--- START OF Given data ---
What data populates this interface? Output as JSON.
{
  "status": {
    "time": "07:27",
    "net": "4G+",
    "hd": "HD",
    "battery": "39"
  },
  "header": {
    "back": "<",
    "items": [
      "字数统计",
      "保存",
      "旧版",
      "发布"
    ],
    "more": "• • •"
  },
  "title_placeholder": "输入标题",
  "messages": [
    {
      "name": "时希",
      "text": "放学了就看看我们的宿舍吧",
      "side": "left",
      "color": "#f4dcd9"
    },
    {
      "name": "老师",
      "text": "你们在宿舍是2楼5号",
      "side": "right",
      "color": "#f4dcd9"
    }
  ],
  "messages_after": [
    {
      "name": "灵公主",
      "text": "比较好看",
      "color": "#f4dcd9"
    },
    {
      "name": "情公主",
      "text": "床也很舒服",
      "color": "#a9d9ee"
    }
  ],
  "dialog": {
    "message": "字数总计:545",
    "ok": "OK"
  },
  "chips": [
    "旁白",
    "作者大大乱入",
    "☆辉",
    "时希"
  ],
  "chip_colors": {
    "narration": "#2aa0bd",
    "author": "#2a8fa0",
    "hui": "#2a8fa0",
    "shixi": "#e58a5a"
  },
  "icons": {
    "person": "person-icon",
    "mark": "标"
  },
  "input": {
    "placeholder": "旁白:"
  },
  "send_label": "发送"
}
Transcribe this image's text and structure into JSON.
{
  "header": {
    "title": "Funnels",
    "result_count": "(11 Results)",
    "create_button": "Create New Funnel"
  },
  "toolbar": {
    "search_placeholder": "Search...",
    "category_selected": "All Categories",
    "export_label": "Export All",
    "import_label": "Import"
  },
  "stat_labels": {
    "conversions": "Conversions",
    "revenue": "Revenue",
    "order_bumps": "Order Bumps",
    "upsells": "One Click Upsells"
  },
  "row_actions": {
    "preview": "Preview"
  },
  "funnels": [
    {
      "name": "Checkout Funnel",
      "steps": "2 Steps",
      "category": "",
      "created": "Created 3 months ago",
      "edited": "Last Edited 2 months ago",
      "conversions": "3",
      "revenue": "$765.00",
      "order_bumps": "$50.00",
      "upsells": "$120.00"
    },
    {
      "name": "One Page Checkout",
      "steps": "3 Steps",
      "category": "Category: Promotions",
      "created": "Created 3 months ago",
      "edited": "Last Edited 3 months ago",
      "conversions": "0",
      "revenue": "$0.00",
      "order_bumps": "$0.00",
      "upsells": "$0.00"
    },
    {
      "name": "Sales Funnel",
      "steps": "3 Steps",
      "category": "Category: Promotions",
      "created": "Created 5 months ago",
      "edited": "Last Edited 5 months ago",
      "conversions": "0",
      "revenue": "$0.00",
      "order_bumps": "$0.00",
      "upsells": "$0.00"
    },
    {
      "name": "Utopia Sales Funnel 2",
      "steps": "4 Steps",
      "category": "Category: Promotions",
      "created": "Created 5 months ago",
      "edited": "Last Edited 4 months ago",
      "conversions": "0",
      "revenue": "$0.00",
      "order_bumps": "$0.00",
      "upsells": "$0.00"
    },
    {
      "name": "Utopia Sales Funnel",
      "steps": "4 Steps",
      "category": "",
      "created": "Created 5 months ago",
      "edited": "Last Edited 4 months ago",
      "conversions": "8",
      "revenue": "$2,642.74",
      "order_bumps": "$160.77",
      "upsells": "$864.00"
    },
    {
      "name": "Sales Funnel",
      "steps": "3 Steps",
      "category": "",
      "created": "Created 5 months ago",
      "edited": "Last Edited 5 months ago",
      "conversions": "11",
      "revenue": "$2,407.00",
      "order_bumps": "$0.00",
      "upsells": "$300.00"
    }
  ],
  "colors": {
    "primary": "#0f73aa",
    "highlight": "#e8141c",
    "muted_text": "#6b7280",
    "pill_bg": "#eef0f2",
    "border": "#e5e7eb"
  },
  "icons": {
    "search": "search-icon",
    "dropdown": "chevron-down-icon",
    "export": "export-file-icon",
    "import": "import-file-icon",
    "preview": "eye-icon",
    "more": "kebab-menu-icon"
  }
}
--- END OF Given data ---
_Job_. Look over the material above and show each line where "name" appears.

_Reply to the exercise_.
      "name": "时希",
      "name": "老师",
      "name": "灵公主",
      "name": "情公主",
      "name": "Checkout Funnel",
      "name": "One Page Checkout",
      "name": "Sales Funnel",
      "name": "Utopia Sales Funnel 2",
      "name": "Utopia Sales Funnel",
      "name": "Sales Funnel",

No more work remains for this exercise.